Problem to work on: From the listing below, pull out all lines with "this" in them.

Data shown:
--------------------------------
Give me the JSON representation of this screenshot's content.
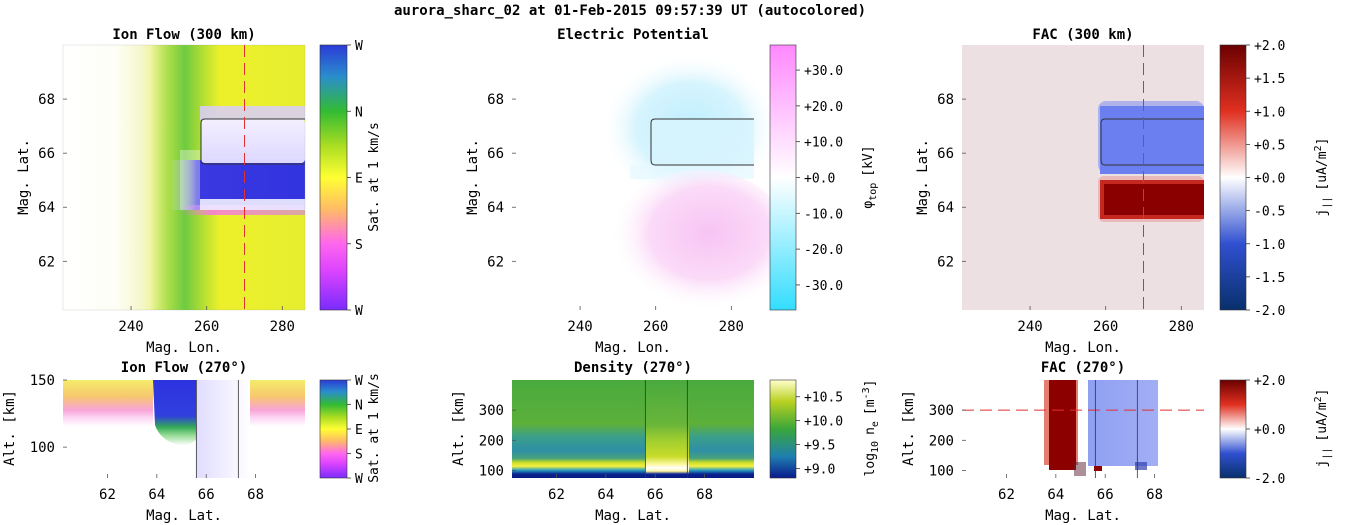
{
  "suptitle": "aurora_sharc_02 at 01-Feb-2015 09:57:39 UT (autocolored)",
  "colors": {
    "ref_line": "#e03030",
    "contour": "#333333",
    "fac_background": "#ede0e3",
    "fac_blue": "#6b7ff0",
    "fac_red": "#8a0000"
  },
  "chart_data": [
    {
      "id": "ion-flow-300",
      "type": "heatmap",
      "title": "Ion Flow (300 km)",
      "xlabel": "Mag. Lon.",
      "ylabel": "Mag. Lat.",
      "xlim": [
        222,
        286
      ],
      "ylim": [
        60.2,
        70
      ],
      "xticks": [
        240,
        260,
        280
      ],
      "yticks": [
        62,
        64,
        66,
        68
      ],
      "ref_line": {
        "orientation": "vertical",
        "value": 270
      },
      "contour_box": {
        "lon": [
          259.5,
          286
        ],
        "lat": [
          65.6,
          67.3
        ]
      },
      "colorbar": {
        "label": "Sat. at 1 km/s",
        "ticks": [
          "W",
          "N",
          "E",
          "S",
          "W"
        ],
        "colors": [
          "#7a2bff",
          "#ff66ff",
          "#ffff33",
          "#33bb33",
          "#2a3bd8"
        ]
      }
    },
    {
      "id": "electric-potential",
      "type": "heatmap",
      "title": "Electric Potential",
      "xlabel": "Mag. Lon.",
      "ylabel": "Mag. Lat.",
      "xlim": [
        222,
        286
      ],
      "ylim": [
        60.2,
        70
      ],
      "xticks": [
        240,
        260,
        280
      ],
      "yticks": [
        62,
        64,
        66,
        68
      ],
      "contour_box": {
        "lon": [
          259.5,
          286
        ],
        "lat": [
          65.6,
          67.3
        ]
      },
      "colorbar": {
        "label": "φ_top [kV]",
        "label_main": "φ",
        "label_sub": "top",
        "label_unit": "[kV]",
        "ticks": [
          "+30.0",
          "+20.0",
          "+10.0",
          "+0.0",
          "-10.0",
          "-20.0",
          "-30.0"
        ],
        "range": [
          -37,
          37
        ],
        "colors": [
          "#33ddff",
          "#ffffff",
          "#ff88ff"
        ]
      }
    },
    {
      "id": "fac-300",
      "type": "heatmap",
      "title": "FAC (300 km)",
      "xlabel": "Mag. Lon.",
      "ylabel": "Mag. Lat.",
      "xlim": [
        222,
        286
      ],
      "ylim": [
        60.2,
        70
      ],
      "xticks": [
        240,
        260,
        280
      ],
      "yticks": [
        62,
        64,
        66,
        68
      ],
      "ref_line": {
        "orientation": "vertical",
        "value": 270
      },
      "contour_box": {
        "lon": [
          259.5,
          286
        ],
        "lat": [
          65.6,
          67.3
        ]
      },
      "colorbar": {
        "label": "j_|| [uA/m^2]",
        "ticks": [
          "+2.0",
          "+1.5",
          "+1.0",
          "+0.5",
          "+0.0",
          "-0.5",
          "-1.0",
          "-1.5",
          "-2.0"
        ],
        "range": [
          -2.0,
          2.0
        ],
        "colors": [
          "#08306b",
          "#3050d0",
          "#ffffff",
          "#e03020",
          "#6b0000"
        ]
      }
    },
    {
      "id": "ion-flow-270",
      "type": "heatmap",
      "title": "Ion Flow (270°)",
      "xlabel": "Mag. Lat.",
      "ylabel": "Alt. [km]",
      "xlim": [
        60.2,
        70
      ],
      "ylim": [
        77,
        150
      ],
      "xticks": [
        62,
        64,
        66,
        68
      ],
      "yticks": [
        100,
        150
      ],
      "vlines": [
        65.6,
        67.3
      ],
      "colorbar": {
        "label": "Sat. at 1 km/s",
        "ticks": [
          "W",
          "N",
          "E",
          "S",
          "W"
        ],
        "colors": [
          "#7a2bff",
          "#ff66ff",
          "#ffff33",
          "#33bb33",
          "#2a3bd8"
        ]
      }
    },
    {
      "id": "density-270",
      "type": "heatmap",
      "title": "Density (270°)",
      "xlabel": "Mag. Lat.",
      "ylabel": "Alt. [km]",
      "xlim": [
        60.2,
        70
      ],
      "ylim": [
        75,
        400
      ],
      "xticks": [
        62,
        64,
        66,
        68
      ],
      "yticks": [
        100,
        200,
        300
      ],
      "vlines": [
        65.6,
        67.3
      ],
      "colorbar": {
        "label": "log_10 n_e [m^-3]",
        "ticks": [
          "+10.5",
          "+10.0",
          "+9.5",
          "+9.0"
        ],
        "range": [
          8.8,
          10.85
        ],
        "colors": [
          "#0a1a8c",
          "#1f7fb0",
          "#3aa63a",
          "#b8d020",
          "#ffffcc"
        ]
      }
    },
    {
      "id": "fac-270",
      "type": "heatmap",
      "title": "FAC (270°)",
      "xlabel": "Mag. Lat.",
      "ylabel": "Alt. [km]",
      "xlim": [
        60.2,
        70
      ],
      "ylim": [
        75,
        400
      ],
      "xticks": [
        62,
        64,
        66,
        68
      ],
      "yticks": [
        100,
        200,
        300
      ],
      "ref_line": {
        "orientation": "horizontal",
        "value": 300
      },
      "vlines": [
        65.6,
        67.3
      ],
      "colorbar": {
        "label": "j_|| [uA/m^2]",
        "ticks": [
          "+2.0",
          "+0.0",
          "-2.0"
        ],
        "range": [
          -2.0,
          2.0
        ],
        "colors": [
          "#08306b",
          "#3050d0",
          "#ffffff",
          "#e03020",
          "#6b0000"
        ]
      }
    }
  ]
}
--------------------------------
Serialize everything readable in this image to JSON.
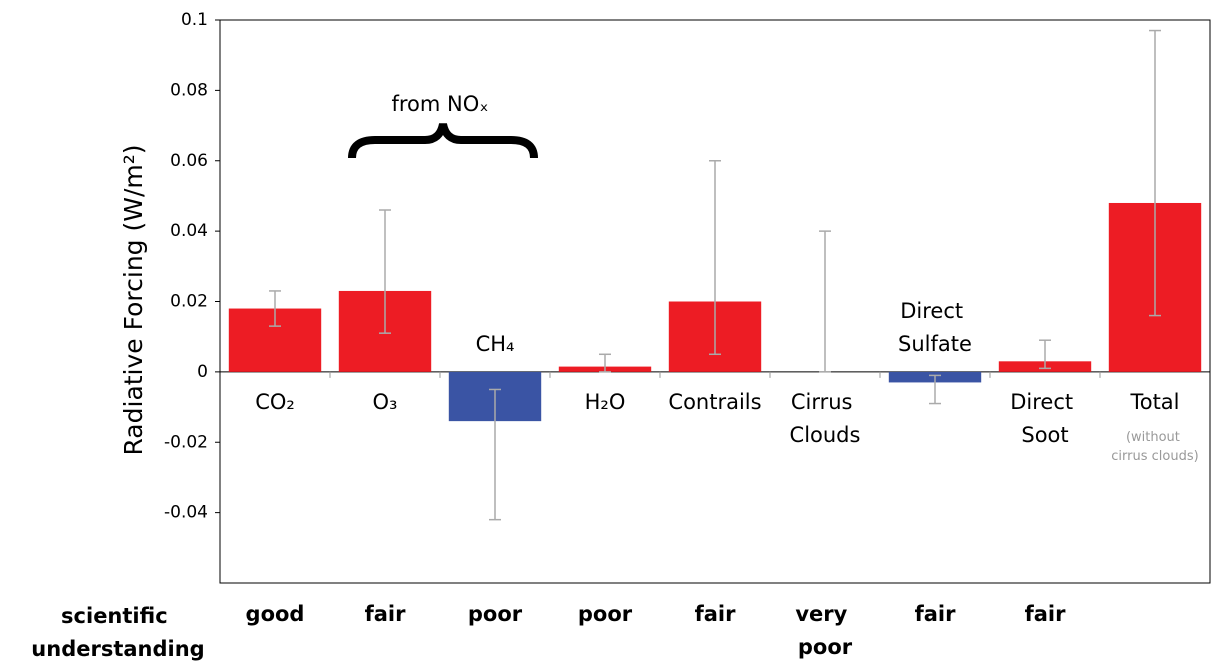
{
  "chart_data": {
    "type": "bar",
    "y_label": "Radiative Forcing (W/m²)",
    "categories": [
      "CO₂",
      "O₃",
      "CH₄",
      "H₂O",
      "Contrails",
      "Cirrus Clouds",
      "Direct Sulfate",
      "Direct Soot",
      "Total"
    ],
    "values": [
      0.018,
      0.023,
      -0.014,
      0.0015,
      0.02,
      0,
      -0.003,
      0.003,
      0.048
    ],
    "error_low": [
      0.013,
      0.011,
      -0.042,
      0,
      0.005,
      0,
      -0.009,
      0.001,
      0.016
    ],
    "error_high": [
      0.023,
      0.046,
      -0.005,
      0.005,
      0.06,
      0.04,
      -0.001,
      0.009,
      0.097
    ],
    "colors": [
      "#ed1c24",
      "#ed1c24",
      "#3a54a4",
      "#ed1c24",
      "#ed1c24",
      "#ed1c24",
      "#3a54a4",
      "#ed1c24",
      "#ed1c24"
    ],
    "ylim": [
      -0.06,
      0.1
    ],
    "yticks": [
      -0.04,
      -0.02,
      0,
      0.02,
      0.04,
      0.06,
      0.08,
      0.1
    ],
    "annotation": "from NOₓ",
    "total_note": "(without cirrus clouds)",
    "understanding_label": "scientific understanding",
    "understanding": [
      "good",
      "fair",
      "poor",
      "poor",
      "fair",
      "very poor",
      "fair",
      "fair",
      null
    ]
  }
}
--------------------------------
Task output:
Give me the JSON representation of this screenshot's content.
Serialize everything readable in this image to JSON.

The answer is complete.